Written exercise: Find the line that contains "What data populates" and print it and every line after it, exactly, please.

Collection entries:
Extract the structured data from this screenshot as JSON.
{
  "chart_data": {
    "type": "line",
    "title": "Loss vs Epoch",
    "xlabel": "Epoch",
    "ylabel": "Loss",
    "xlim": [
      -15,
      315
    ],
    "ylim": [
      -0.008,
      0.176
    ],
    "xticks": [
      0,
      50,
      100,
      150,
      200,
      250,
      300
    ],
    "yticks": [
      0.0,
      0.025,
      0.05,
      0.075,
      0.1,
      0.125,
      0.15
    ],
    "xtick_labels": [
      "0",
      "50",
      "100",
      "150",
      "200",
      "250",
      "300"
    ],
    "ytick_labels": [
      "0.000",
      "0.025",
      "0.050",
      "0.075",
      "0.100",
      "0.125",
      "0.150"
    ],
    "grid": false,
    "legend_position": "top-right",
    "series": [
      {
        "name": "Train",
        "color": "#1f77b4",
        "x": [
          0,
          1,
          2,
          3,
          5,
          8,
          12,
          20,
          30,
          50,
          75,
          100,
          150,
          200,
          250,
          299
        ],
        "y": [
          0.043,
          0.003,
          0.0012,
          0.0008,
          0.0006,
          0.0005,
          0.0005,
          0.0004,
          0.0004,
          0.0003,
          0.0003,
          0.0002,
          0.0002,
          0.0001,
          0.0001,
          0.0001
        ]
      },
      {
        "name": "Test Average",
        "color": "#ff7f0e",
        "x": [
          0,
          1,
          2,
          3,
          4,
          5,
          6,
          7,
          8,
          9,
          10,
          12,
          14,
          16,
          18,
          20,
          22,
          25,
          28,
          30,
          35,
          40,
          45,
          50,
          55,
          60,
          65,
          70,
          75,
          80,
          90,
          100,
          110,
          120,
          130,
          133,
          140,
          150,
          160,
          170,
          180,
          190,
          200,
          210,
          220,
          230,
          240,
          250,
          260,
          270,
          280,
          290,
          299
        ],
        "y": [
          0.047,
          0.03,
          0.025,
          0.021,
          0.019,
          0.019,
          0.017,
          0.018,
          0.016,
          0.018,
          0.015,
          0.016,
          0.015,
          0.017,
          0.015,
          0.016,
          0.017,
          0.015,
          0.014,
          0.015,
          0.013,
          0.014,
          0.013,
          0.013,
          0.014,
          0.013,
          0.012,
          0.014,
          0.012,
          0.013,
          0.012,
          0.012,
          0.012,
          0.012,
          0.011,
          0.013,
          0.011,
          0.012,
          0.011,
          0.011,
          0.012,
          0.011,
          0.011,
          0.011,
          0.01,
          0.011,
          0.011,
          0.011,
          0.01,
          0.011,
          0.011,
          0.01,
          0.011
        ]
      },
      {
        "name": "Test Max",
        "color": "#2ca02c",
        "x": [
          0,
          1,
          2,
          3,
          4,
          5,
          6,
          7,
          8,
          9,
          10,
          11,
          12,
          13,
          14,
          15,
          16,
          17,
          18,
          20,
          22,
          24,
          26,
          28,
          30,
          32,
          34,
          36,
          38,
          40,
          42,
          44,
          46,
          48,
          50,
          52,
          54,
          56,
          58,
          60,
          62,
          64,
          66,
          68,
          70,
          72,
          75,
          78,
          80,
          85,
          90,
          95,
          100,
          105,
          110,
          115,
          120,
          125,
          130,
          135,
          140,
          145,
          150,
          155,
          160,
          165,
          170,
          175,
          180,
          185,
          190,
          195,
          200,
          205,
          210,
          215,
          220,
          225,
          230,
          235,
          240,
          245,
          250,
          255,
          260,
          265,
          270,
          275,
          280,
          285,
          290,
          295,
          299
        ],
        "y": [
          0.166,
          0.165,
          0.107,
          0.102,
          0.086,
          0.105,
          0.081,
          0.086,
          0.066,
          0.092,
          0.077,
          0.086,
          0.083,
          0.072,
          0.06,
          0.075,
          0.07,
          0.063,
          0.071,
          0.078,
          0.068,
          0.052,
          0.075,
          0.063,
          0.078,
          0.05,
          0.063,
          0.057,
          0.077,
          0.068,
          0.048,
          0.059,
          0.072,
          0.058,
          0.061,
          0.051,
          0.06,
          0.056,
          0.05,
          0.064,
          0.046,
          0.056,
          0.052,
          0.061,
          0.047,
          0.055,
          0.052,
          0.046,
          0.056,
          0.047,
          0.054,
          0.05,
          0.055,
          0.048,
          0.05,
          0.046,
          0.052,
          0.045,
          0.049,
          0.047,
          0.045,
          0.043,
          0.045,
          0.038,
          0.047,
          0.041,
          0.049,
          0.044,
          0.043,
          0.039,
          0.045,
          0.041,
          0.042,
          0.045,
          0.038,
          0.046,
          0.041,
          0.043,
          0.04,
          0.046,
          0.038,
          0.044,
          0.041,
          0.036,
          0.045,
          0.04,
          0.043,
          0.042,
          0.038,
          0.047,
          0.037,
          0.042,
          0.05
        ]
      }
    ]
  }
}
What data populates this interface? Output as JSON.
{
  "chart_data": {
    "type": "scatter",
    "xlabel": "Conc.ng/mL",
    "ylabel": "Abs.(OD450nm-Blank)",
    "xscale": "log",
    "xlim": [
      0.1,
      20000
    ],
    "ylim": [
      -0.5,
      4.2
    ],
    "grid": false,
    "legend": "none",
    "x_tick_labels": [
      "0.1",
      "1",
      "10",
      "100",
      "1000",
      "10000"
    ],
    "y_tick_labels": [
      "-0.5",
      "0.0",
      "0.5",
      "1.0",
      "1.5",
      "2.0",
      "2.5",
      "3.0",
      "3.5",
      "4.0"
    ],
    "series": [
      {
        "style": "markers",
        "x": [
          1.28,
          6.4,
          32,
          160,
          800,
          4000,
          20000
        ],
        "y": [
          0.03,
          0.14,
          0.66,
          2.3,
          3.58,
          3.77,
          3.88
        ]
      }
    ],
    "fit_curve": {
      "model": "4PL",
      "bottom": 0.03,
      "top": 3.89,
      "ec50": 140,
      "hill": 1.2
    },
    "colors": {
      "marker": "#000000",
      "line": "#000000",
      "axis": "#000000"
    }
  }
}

Response for this exercise:
What data populates this interface? Output as JSON.
{
  "chart_data": {
    "type": "scatter",
    "xlabel": "Conc.ng/mL",
    "ylabel": "Abs.(OD450nm-Blank)",
    "xscale": "log",
    "xlim": [
      0.1,
      20000
    ],
    "ylim": [
      -0.5,
      4.2
    ],
    "grid": false,
    "legend": "none",
    "x_tick_labels": [
      "0.1",
      "1",
      "10",
      "100",
      "1000",
      "10000"
    ],
    "y_tick_labels": [
      "-0.5",
      "0.0",
      "0.5",
      "1.0",
      "1.5",
      "2.0",
      "2.5",
      "3.0",
      "3.5",
      "4.0"
    ],
    "series": [
      {
        "style": "markers",
        "x": [
          1.28,
          6.4,
          32,
          160,
          800,
          4000,
          20000
        ],
        "y": [
          0.03,
          0.14,
          0.66,
          2.3,
          3.58,
          3.77,
          3.88
        ]
      }
    ],
    "fit_curve": {
      "model": "4PL",
      "bottom": 0.03,
      "top": 3.89,
      "ec50": 140,
      "hill": 1.2
    },
    "colors": {
      "marker": "#000000",
      "line": "#000000",
      "axis": "#000000"
    }
  }
}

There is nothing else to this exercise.